[Dataset items]

━━━━━━━━━━━━━━━━━━━━

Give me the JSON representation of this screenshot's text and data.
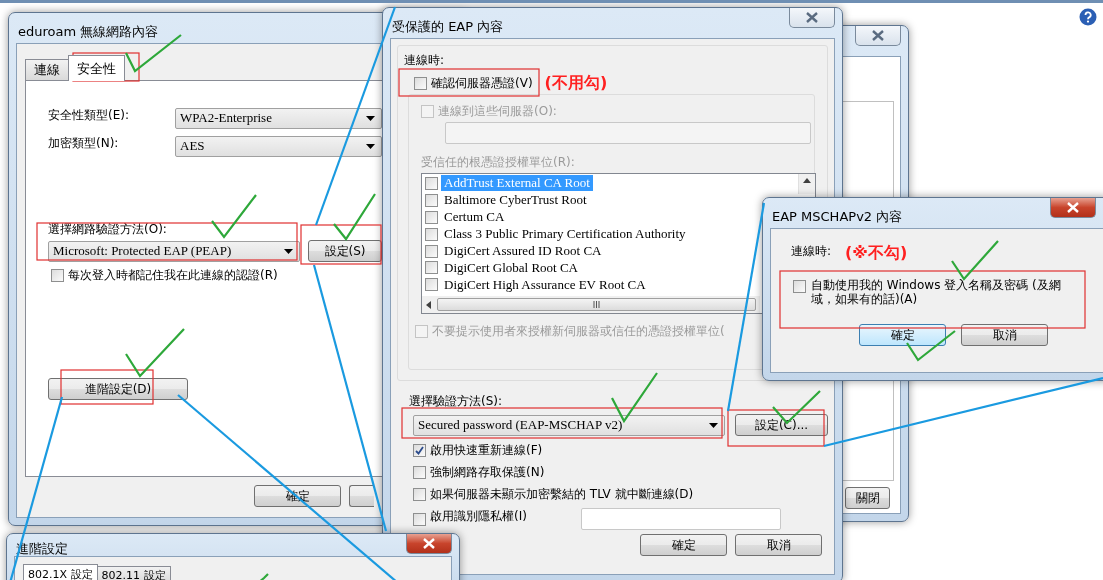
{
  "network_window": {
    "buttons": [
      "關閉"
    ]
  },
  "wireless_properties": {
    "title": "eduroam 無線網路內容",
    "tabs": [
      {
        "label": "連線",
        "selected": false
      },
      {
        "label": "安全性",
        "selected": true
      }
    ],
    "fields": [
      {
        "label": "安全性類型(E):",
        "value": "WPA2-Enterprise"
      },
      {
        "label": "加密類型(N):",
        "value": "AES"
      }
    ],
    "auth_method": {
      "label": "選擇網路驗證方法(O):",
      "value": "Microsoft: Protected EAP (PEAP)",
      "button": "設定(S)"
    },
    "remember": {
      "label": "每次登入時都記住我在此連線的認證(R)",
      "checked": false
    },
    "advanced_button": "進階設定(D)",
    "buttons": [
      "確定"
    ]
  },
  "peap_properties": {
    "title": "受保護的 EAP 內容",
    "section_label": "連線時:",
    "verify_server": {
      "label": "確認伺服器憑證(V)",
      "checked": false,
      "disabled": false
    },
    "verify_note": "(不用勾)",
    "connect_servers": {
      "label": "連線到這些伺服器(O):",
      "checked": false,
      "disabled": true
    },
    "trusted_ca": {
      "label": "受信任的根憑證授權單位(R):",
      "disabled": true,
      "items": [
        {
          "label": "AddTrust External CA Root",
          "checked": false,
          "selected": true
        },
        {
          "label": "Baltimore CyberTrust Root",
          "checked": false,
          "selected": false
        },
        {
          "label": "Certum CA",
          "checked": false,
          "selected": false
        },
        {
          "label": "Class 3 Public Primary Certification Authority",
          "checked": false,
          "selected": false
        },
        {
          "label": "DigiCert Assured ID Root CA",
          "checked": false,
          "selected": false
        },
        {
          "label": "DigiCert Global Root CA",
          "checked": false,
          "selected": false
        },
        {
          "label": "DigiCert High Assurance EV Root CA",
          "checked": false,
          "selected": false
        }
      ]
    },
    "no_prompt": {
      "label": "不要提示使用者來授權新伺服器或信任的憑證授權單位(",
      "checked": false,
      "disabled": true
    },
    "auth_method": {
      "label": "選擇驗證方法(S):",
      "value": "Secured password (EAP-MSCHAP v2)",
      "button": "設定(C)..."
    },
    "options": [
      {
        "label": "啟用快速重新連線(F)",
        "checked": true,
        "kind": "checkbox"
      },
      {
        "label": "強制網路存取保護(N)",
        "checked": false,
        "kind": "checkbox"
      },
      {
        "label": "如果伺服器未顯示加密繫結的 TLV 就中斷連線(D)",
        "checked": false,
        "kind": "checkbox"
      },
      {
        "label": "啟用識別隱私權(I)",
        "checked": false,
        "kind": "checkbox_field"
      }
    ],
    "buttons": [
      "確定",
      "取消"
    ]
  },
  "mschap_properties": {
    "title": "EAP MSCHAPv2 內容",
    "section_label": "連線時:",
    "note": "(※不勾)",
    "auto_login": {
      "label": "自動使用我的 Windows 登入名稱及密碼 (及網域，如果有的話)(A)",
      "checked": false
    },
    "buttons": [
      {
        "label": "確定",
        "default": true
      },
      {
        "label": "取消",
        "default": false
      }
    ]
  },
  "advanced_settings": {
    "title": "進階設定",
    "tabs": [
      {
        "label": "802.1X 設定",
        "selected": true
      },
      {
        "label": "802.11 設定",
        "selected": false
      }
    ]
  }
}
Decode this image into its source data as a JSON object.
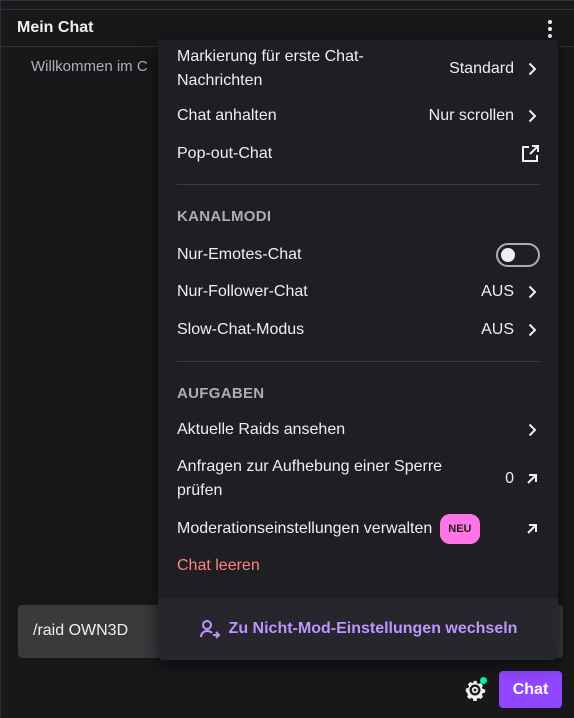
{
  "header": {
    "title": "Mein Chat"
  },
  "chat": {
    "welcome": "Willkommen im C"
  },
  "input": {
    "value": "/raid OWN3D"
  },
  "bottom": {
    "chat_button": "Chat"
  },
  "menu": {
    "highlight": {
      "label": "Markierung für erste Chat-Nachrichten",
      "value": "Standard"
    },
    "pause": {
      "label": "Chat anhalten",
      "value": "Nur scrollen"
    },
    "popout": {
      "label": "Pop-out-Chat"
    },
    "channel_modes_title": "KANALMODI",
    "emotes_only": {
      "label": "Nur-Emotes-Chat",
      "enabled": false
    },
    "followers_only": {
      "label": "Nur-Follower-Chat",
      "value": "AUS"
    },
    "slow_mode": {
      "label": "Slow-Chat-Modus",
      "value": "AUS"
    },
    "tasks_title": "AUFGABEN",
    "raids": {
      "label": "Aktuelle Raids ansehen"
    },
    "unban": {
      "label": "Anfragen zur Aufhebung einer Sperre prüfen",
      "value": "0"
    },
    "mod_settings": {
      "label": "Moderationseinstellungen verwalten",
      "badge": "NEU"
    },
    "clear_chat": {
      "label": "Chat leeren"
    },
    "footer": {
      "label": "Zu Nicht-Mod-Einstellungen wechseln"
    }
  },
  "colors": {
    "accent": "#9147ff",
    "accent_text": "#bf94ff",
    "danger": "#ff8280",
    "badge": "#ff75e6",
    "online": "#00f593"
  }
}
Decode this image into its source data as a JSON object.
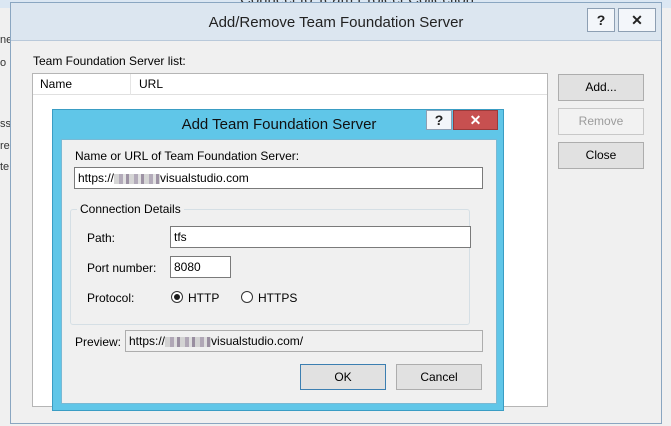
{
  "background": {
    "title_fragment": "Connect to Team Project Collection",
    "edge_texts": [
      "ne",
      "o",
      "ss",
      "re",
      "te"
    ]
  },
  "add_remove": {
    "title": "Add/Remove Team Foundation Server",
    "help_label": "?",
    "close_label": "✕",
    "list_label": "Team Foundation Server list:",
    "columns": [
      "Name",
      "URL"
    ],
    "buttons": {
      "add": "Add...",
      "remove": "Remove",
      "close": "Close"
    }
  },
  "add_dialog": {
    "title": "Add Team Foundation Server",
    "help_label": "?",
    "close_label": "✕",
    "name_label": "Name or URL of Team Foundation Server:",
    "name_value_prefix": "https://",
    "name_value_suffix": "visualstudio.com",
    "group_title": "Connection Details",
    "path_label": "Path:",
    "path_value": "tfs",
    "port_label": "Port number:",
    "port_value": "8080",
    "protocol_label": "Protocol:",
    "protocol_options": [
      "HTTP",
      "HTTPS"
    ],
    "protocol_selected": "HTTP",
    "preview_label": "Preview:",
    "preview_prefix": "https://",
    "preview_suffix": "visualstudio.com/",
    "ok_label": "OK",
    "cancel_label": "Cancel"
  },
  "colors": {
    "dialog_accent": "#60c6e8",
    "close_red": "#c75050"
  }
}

━━━━━━━━━━━━━━━━━━━━

The exercise: Find the word "Team" in the data and copy out each line where it turns up.

Output:
    "title_fragment": "Connect to Team Project Collection",
    "title": "Add/Remove Team Foundation Server",
    "list_label": "Team Foundation Server list:",
    "title": "Add Team Foundation Server",
    "name_label": "Name or URL of Team Foundation Server:",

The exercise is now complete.